Among the records, which lines hold the word "Diet"? Pick them out.

[Figure record extracts]
################

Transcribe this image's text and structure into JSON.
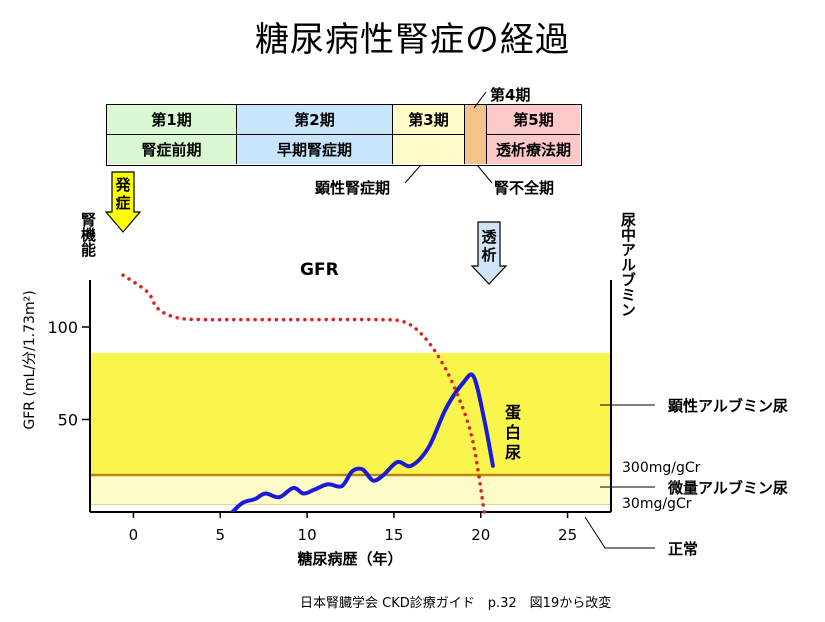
{
  "title": "糖尿病性腎症の経過",
  "stages": {
    "row1": [
      "第1期",
      "第2期",
      "第3期",
      "",
      "第5期"
    ],
    "row2": [
      "腎症前期",
      "早期腎症期",
      "",
      "",
      "透析療法期"
    ],
    "callout_stage4": "第4期",
    "callout_stage3_name": "顕性腎症期",
    "callout_stage4_name": "腎不全期",
    "colors": [
      "#d9f7d0",
      "#c8e6fb",
      "#fffbc8",
      "#f7c28a",
      "#ffc9c9"
    ]
  },
  "markers": {
    "onset": "発症",
    "dialysis": "透析"
  },
  "axis_labels": {
    "left_top": "腎機能",
    "left_gfr": "GFR (mL/分/1.73m²)",
    "right_top": "尿中アルブミン",
    "x_axis": "糖尿病歴（年）"
  },
  "curve_labels": {
    "gfr": "GFR",
    "protein": "蛋白尿"
  },
  "right_annotations": {
    "overt": "顕性アルブミン尿",
    "t300": "300mg/gCr",
    "micro": "微量アルブミン尿",
    "t30": "30mg/gCr",
    "normal": "正常"
  },
  "source": "日本腎臓学会 CKD診療ガイド　p.32　図19から改変",
  "chart_data": {
    "type": "line",
    "x_ticks": [
      0,
      5,
      10,
      15,
      20,
      25
    ],
    "y_ticks": [
      50,
      100
    ],
    "xlim": [
      -2.5,
      27.5
    ],
    "ylim": [
      0,
      120
    ],
    "bands": [
      {
        "name": "顕性アルブミン尿",
        "from": 20,
        "to": 86,
        "color": "#faf54d"
      },
      {
        "name": "微量アルブミン尿",
        "from": 4,
        "to": 20,
        "color": "#fdfbc6"
      }
    ],
    "series": [
      {
        "name": "GFR",
        "style": "dotted",
        "color": "#e02020",
        "x": [
          -0.6,
          0.8,
          1.4,
          2.5,
          4,
          6,
          10,
          14,
          15.5,
          16.5,
          17.5,
          18.5,
          19.5,
          20.2
        ],
        "y": [
          128,
          119,
          110,
          105,
          104,
          104,
          104,
          104,
          103,
          97,
          85,
          67,
          40,
          0
        ]
      },
      {
        "name": "蛋白尿",
        "style": "solid",
        "color": "#1a1ad8",
        "x": [
          5.7,
          6.3,
          7.0,
          7.6,
          8.4,
          9.2,
          9.8,
          10.4,
          11.2,
          12.0,
          12.6,
          13.2,
          13.8,
          14.4,
          15.2,
          16.0,
          17.0,
          18.0,
          19.0,
          19.6,
          20.2,
          20.7
        ],
        "y": [
          0,
          5,
          7,
          10,
          8,
          13,
          10,
          12,
          15,
          14,
          22,
          23,
          17,
          20,
          27,
          25,
          35,
          56,
          70,
          73,
          50,
          25
        ]
      }
    ]
  }
}
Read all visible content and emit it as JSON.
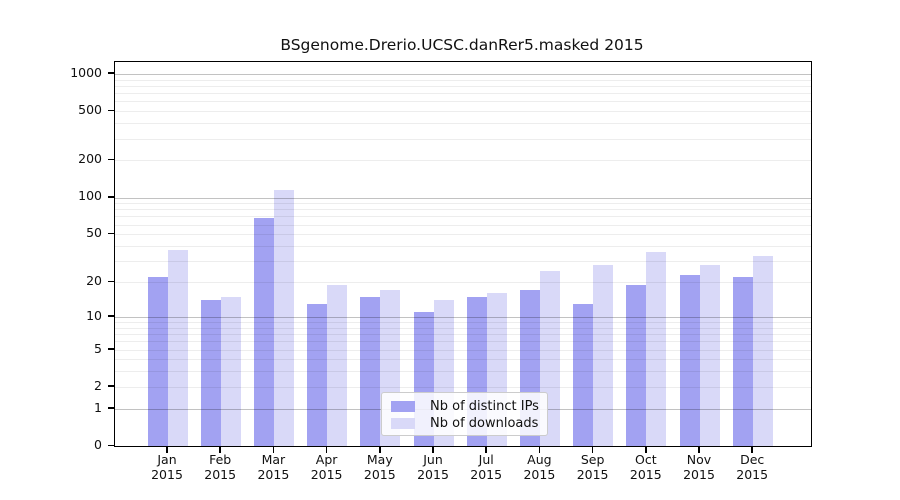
{
  "chart_data": {
    "type": "bar",
    "title": "BSgenome.Drerio.UCSC.danRer5.masked 2015",
    "categories": [
      "Jan",
      "Feb",
      "Mar",
      "Apr",
      "May",
      "Jun",
      "Jul",
      "Aug",
      "Sep",
      "Oct",
      "Nov",
      "Dec"
    ],
    "x_year_label": "2015",
    "series": [
      {
        "name": "Nb of distinct IPs",
        "color": "#a2a2f2",
        "values": [
          22,
          14,
          68,
          13,
          15,
          11,
          15,
          17,
          13,
          19,
          23,
          22
        ]
      },
      {
        "name": "Nb of downloads",
        "color": "#d9d9f8",
        "values": [
          37,
          15,
          115,
          19,
          17,
          14,
          16,
          25,
          28,
          36,
          28,
          33
        ]
      }
    ],
    "yscale": "log1p",
    "ylim": [
      0,
      1250
    ],
    "yticks": [
      0,
      1,
      2,
      5,
      10,
      20,
      50,
      100,
      200,
      500,
      1000
    ],
    "y_major_gridlines": [
      1,
      10,
      100,
      1000
    ],
    "y_minor_gridlines": [
      2,
      3,
      4,
      5,
      6,
      7,
      8,
      9,
      20,
      30,
      40,
      50,
      60,
      70,
      80,
      90,
      200,
      300,
      400,
      500,
      600,
      700,
      800,
      900
    ],
    "grid": true,
    "legend_position": "lower center"
  }
}
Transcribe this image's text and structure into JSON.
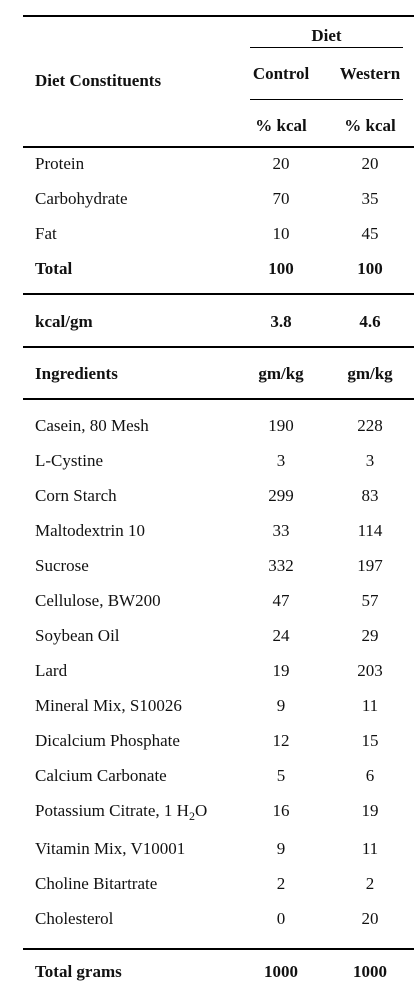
{
  "table": {
    "header": {
      "group_label": "Diet",
      "row_label": "Diet Constituents",
      "columns": [
        "Control",
        "Western"
      ],
      "units": [
        "% kcal",
        "% kcal"
      ]
    },
    "composition": [
      {
        "label": "Protein",
        "control": "20",
        "western": "20"
      },
      {
        "label": "Carbohydrate",
        "control": "70",
        "western": "35"
      },
      {
        "label": "Fat",
        "control": "10",
        "western": "45"
      }
    ],
    "composition_total": {
      "label": "Total",
      "control": "100",
      "western": "100"
    },
    "energy": {
      "label": "kcal/gm",
      "control": "3.8",
      "western": "4.6"
    },
    "ingredients_header": {
      "label": "Ingredients",
      "control": "gm/kg",
      "western": "gm/kg"
    },
    "ingredients": [
      {
        "label": "Casein, 80 Mesh",
        "control": "190",
        "western": "228"
      },
      {
        "label": "L-Cystine",
        "control": "3",
        "western": "3"
      },
      {
        "label": "Corn Starch",
        "control": "299",
        "western": "83"
      },
      {
        "label": "Maltodextrin 10",
        "control": "33",
        "western": "114"
      },
      {
        "label": "Sucrose",
        "control": "332",
        "western": "197"
      },
      {
        "label": "Cellulose, BW200",
        "control": "47",
        "western": "57"
      },
      {
        "label": "Soybean Oil",
        "control": "24",
        "western": "29"
      },
      {
        "label": "Lard",
        "control": "19",
        "western": "203"
      },
      {
        "label": "Mineral Mix, S10026",
        "control": "9",
        "western": "11"
      },
      {
        "label": "Dicalcium Phosphate",
        "control": "12",
        "western": "15"
      },
      {
        "label": "Calcium Carbonate",
        "control": "5",
        "western": "6"
      },
      {
        "label": "Potassium Citrate, 1 H",
        "label_sub": "2",
        "label_tail": "O",
        "control": "16",
        "western": "19"
      },
      {
        "label": "Vitamin Mix, V10001",
        "control": "9",
        "western": "11"
      },
      {
        "label": "Choline Bitartrate",
        "control": "2",
        "western": "2"
      },
      {
        "label": "Cholesterol",
        "control": "0",
        "western": "20"
      }
    ],
    "grand_total": {
      "label": "Total grams",
      "control": "1000",
      "western": "1000"
    }
  }
}
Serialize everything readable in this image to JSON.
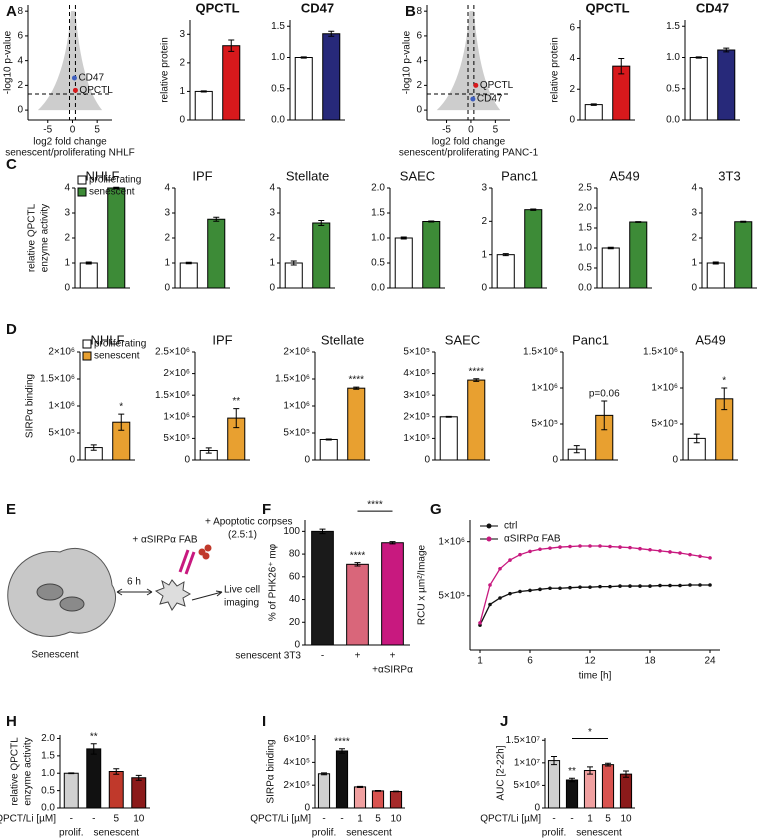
{
  "panel_labels": [
    "A",
    "B",
    "C",
    "D",
    "E",
    "F",
    "G",
    "H",
    "I",
    "J"
  ],
  "diagram": {
    "senescent": "Senescent",
    "duration": "6 h",
    "antibody": "+ αSIRPα FAB",
    "corpses": [
      "+ Apoptotic corpses",
      "(2.5:1)"
    ],
    "imaging": [
      "Live cell",
      "imaging"
    ]
  },
  "chart_data": [
    {
      "type": "scatter",
      "xlabel": [
        "log2 fold change",
        "senescent/proliferating NHLF"
      ],
      "ylabel": "-log10 p-value",
      "xlim": [
        -9,
        8
      ],
      "ylim": [
        -0.8,
        8.5
      ],
      "xticks": [
        -5,
        0,
        5
      ],
      "yticks": [
        0,
        2,
        4,
        6,
        8
      ],
      "x_thresholds": [
        -0.6,
        0.6
      ],
      "y_threshold": 1.3,
      "series": [
        {
          "name": "CD47",
          "color": "#3f5fbf",
          "x": [
            0.4
          ],
          "values": [
            2.6
          ]
        },
        {
          "name": "QPCTL",
          "color": "#d7191c",
          "x": [
            0.6
          ],
          "values": [
            1.6
          ]
        }
      ]
    },
    {
      "type": "bar",
      "title": "QPCTL",
      "ylabel": "relative protein",
      "ylim": [
        0,
        3.5
      ],
      "yticks": [
        0,
        1,
        2,
        3
      ],
      "values": [
        1,
        2.6
      ],
      "errors": [
        0.02,
        0.2
      ],
      "colors": [
        "#ffffff",
        "#d7191c"
      ]
    },
    {
      "type": "bar",
      "title": "CD47",
      "ylim": [
        0,
        1.6
      ],
      "yticks": [
        {
          "value": 0,
          "label": "0.0"
        },
        {
          "value": 0.5,
          "label": "0.5"
        },
        {
          "value": 1,
          "label": "1.0"
        },
        {
          "value": 1.5,
          "label": "1.5"
        }
      ],
      "values": [
        1,
        1.38
      ],
      "errors": [
        0.01,
        0.04
      ],
      "colors": [
        "#ffffff",
        "#27297a"
      ]
    },
    {
      "type": "scatter",
      "xlabel": [
        "log2 fold change",
        "senescent/proliferating PANC-1"
      ],
      "ylabel": "-log10 p-value",
      "xlim": [
        -9,
        8
      ],
      "ylim": [
        -0.8,
        8.5
      ],
      "xticks": [
        -5,
        0,
        5
      ],
      "yticks": [
        0,
        2,
        4,
        6,
        8
      ],
      "x_thresholds": [
        -0.6,
        0.6
      ],
      "y_threshold": 1.3,
      "series": [
        {
          "name": "QPCTL",
          "color": "#d7191c",
          "x": [
            1
          ],
          "values": [
            2
          ]
        },
        {
          "name": "CD47",
          "color": "#3f5fbf",
          "x": [
            0.4
          ],
          "values": [
            0.9
          ]
        }
      ]
    },
    {
      "type": "bar",
      "title": "QPCTL",
      "ylabel": "relative protein",
      "ylim": [
        0,
        6.5
      ],
      "yticks": [
        0,
        2,
        4,
        6
      ],
      "values": [
        1,
        3.5
      ],
      "errors": [
        0.05,
        0.5
      ],
      "colors": [
        "#ffffff",
        "#d7191c"
      ]
    },
    {
      "type": "bar",
      "title": "CD47",
      "ylim": [
        0,
        1.6
      ],
      "yticks": [
        {
          "value": 0,
          "label": "0.0"
        },
        {
          "value": 0.5,
          "label": "0.5"
        },
        {
          "value": 1,
          "label": "1.0"
        },
        {
          "value": 1.5,
          "label": "1.5"
        }
      ],
      "values": [
        1,
        1.12
      ],
      "errors": [
        0.01,
        0.03
      ],
      "colors": [
        "#ffffff",
        "#27297a"
      ]
    },
    {
      "type": "bar",
      "title": "NHLF",
      "ylabel": [
        "relative QPCTL",
        "enzyme activity"
      ],
      "legend": [
        {
          "name": "proliferating",
          "color": "#ffffff"
        },
        {
          "name": "senescent",
          "color": "#3d8b37"
        }
      ],
      "ylim": [
        0,
        4
      ],
      "yticks": [
        0,
        1,
        2,
        3,
        4
      ],
      "values": [
        1,
        4
      ],
      "errors": [
        0.04,
        0.03
      ],
      "colors": [
        "#ffffff",
        "#3d8b37"
      ]
    },
    {
      "type": "bar",
      "title": "IPF",
      "ylim": [
        0,
        4
      ],
      "yticks": [
        0,
        1,
        2,
        3,
        4
      ],
      "values": [
        1,
        2.75
      ],
      "errors": [
        0.03,
        0.08
      ],
      "colors": [
        "#ffffff",
        "#3d8b37"
      ]
    },
    {
      "type": "bar",
      "title": "Stellate",
      "ylim": [
        0,
        4
      ],
      "yticks": [
        0,
        1,
        2,
        3,
        4
      ],
      "values": [
        1,
        2.6
      ],
      "errors": [
        0.08,
        0.1
      ],
      "colors": [
        "#ffffff",
        "#3d8b37"
      ]
    },
    {
      "type": "bar",
      "title": "SAEC",
      "ylim": [
        0,
        2
      ],
      "yticks": [
        {
          "value": 0,
          "label": "0.0"
        },
        {
          "value": 0.5,
          "label": "0.5"
        },
        {
          "value": 1,
          "label": "1.0"
        },
        {
          "value": 1.5,
          "label": "1.5"
        },
        {
          "value": 2,
          "label": "2.0"
        }
      ],
      "values": [
        1,
        1.33
      ],
      "errors": [
        0.02,
        0.01
      ],
      "colors": [
        "#ffffff",
        "#3d8b37"
      ]
    },
    {
      "type": "bar",
      "title": "Panc1",
      "ylim": [
        0,
        3
      ],
      "yticks": [
        0,
        1,
        2,
        3
      ],
      "values": [
        1,
        2.35
      ],
      "errors": [
        0.03,
        0.02
      ],
      "colors": [
        "#ffffff",
        "#3d8b37"
      ]
    },
    {
      "type": "bar",
      "title": "A549",
      "ylim": [
        0,
        2.5
      ],
      "yticks": [
        {
          "value": 0,
          "label": "0.0"
        },
        {
          "value": 0.5,
          "label": "0.5"
        },
        {
          "value": 1,
          "label": "1.0"
        },
        {
          "value": 1.5,
          "label": "1.5"
        },
        {
          "value": 2,
          "label": "2.0"
        },
        {
          "value": 2.5,
          "label": "2.5"
        }
      ],
      "values": [
        1,
        1.65
      ],
      "errors": [
        0.02,
        0.01
      ],
      "colors": [
        "#ffffff",
        "#3d8b37"
      ]
    },
    {
      "type": "bar",
      "title": "3T3",
      "ylim": [
        0,
        4
      ],
      "yticks": [
        0,
        1,
        2,
        3,
        4
      ],
      "values": [
        1,
        2.65
      ],
      "errors": [
        0.04,
        0.02
      ],
      "colors": [
        "#ffffff",
        "#3d8b37"
      ]
    },
    {
      "type": "bar",
      "title": "NHLF",
      "ylabel": "SIRPα binding",
      "legend": [
        {
          "name": "proliferating",
          "color": "#ffffff"
        },
        {
          "name": "senescent",
          "color": "#e8a030"
        }
      ],
      "ylim": [
        0,
        2000000
      ],
      "yticks": [
        0,
        {
          "value": 500000,
          "label": "5×10⁵"
        },
        {
          "value": 1000000,
          "label": "1×10⁶"
        },
        {
          "value": 1500000,
          "label": "1.5×10⁶"
        },
        {
          "value": 2000000,
          "label": "2×10⁶"
        }
      ],
      "values": [
        230000,
        700000
      ],
      "errors": [
        50000,
        150000
      ],
      "colors": [
        "#ffffff",
        "#e8a030"
      ],
      "significance": [
        null,
        "*"
      ]
    },
    {
      "type": "bar",
      "title": "IPF",
      "ylim": [
        0,
        2500000
      ],
      "yticks": [
        0,
        {
          "value": 500000,
          "label": "5×10⁵"
        },
        {
          "value": 1000000,
          "label": "1×10⁶"
        },
        {
          "value": 1500000,
          "label": "1.5×10⁶"
        },
        {
          "value": 2000000,
          "label": "2×10⁶"
        },
        {
          "value": 2500000,
          "label": "2.5×10⁶"
        }
      ],
      "values": [
        220000,
        970000
      ],
      "errors": [
        60000,
        220000
      ],
      "colors": [
        "#ffffff",
        "#e8a030"
      ],
      "significance": [
        null,
        "**"
      ]
    },
    {
      "type": "bar",
      "title": "Stellate",
      "ylim": [
        0,
        2000000
      ],
      "yticks": [
        0,
        {
          "value": 500000,
          "label": "5×10⁵"
        },
        {
          "value": 1000000,
          "label": "1×10⁶"
        },
        {
          "value": 1500000,
          "label": "1.5×10⁶"
        },
        {
          "value": 2000000,
          "label": "2×10⁶"
        }
      ],
      "values": [
        380000,
        1330000
      ],
      "errors": [
        10000,
        20000
      ],
      "colors": [
        "#ffffff",
        "#e8a030"
      ],
      "significance": [
        null,
        "****"
      ]
    },
    {
      "type": "bar",
      "title": "SAEC",
      "ylim": [
        0,
        500000
      ],
      "yticks": [
        0,
        {
          "value": 100000,
          "label": "1×10⁵"
        },
        {
          "value": 200000,
          "label": "2×10⁵"
        },
        {
          "value": 300000,
          "label": "3×10⁵"
        },
        {
          "value": 400000,
          "label": "4×10⁵"
        },
        {
          "value": 500000,
          "label": "5×10⁵"
        }
      ],
      "values": [
        200000,
        370000
      ],
      "errors": [
        2000,
        6000
      ],
      "colors": [
        "#ffffff",
        "#e8a030"
      ],
      "significance": [
        null,
        "****"
      ]
    },
    {
      "type": "bar",
      "title": "Panc1",
      "ylim": [
        0,
        1500000
      ],
      "yticks": [
        0,
        {
          "value": 500000,
          "label": "5×10⁵"
        },
        {
          "value": 1000000,
          "label": "1×10⁶"
        },
        {
          "value": 1500000,
          "label": "1.5×10⁶"
        }
      ],
      "values": [
        150000,
        620000
      ],
      "errors": [
        50000,
        200000
      ],
      "colors": [
        "#ffffff",
        "#e8a030"
      ],
      "significance": [
        null,
        "p=0.06"
      ]
    },
    {
      "type": "bar",
      "title": "A549",
      "ylim": [
        0,
        1500000
      ],
      "yticks": [
        0,
        {
          "value": 500000,
          "label": "5×10⁵"
        },
        {
          "value": 1000000,
          "label": "1×10⁶"
        },
        {
          "value": 1500000,
          "label": "1.5×10⁶"
        }
      ],
      "values": [
        300000,
        850000
      ],
      "errors": [
        60000,
        150000
      ],
      "colors": [
        "#ffffff",
        "#e8a030"
      ],
      "significance": [
        null,
        "*"
      ]
    },
    {
      "type": "bar",
      "ylabel": "% of PHK26⁺ mφ",
      "ylim": [
        0,
        110
      ],
      "yticks": [
        0,
        20,
        40,
        60,
        80,
        100
      ],
      "categories": [
        "-",
        "+",
        "+"
      ],
      "x_title": "senescent 3T3",
      "treatment_label": "+αSIRPα",
      "values": [
        100,
        71,
        90
      ],
      "errors": [
        2,
        1.5,
        1
      ],
      "colors": [
        "#1a1a1a",
        "#d9667a",
        "#c8197f"
      ],
      "significance": [
        null,
        "****",
        null
      ],
      "bracket_label": "****"
    },
    {
      "type": "line",
      "ylabel": "RCU x µm²/Image",
      "xlabel": "time [h]",
      "xlim": [
        0,
        25
      ],
      "ylim": [
        0,
        1200000
      ],
      "xticks": [
        1,
        6,
        12,
        18,
        24
      ],
      "yticks": [
        {
          "value": 500000,
          "label": "5×10⁵"
        },
        {
          "value": 1000000,
          "label": "1×10⁶"
        }
      ],
      "x": [
        1,
        2,
        3,
        4,
        5,
        6,
        7,
        8,
        9,
        10,
        11,
        12,
        13,
        14,
        15,
        16,
        17,
        18,
        19,
        20,
        21,
        22,
        23,
        24
      ],
      "series": [
        {
          "name": "ctrl",
          "color": "#111111",
          "values": [
            230000,
            420000,
            480000,
            520000,
            540000,
            550000,
            560000,
            570000,
            570000,
            575000,
            580000,
            580000,
            585000,
            585000,
            590000,
            590000,
            590000,
            590000,
            595000,
            595000,
            595000,
            600000,
            600000,
            600000
          ]
        },
        {
          "name": "αSIRPα FAB",
          "color": "#c8197f",
          "values": [
            250000,
            600000,
            750000,
            830000,
            880000,
            910000,
            930000,
            940000,
            950000,
            955000,
            960000,
            960000,
            960000,
            955000,
            950000,
            945000,
            935000,
            925000,
            915000,
            905000,
            895000,
            880000,
            865000,
            850000
          ]
        }
      ]
    },
    {
      "type": "bar",
      "ylabel": [
        "relative QPCTL",
        "enzyme activity"
      ],
      "ylim": [
        0,
        2.1
      ],
      "yticks": [
        {
          "value": 0,
          "label": "0.0"
        },
        {
          "value": 0.5,
          "label": "0.5"
        },
        {
          "value": 1,
          "label": "1.0"
        },
        {
          "value": 1.5,
          "label": "1.5"
        },
        {
          "value": 2,
          "label": "2.0"
        }
      ],
      "categories": [
        "-",
        "-",
        "5",
        "10"
      ],
      "x_title": "QPCT/Li [µM]",
      "groups": [
        "prolif.",
        "senescent"
      ],
      "values": [
        1,
        1.7,
        1.05,
        0.87
      ],
      "errors": [
        0.01,
        0.15,
        0.08,
        0.07
      ],
      "colors": [
        "#d0d0d0",
        "#111111",
        "#c0392b",
        "#8b1a1a"
      ],
      "significance": [
        null,
        "**",
        null,
        null
      ]
    },
    {
      "type": "bar",
      "ylabel": "SIRPα binding",
      "ylim": [
        0,
        640000
      ],
      "yticks": [
        0,
        {
          "value": 200000,
          "label": "2×10⁵"
        },
        {
          "value": 400000,
          "label": "4×10⁵"
        },
        {
          "value": 600000,
          "label": "6×10⁵"
        }
      ],
      "categories": [
        "-",
        "-",
        "1",
        "5",
        "10"
      ],
      "x_title": "QPCT/Li [µM]",
      "groups": [
        "prolif.",
        "senescent"
      ],
      "values": [
        300000,
        500000,
        185000,
        150000,
        145000
      ],
      "errors": [
        8000,
        20000,
        5000,
        3000,
        3000
      ],
      "colors": [
        "#d0d0d0",
        "#111111",
        "#f0a0a0",
        "#d9534f",
        "#a52a2a"
      ],
      "significance": [
        null,
        "****",
        null,
        null,
        null
      ]
    },
    {
      "type": "bar",
      "ylabel": "AUC [2-22h]",
      "ylim": [
        0,
        15500000
      ],
      "yticks": [
        0,
        {
          "value": 5000000,
          "label": "5×10⁶"
        },
        {
          "value": 10000000,
          "label": "1×10⁷"
        },
        {
          "value": 15000000,
          "label": "1.5×10⁷"
        }
      ],
      "categories": [
        "-",
        "-",
        "1",
        "5",
        "10"
      ],
      "x_title": "QPCT/Li [µM]",
      "groups": [
        "prolif.",
        "senescent"
      ],
      "values": [
        10500000,
        6200000,
        8300000,
        9600000,
        7500000
      ],
      "errors": [
        900000,
        400000,
        800000,
        300000,
        700000
      ],
      "colors": [
        "#d0d0d0",
        "#111111",
        "#f0a0a0",
        "#d9534f",
        "#8b1a1a"
      ],
      "significance": [
        null,
        "**",
        null,
        null,
        null
      ],
      "bracket_label": "*"
    }
  ]
}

################

■ Task answer:
      "group_label": "Diet",
      "row_label": "Diet Constituents",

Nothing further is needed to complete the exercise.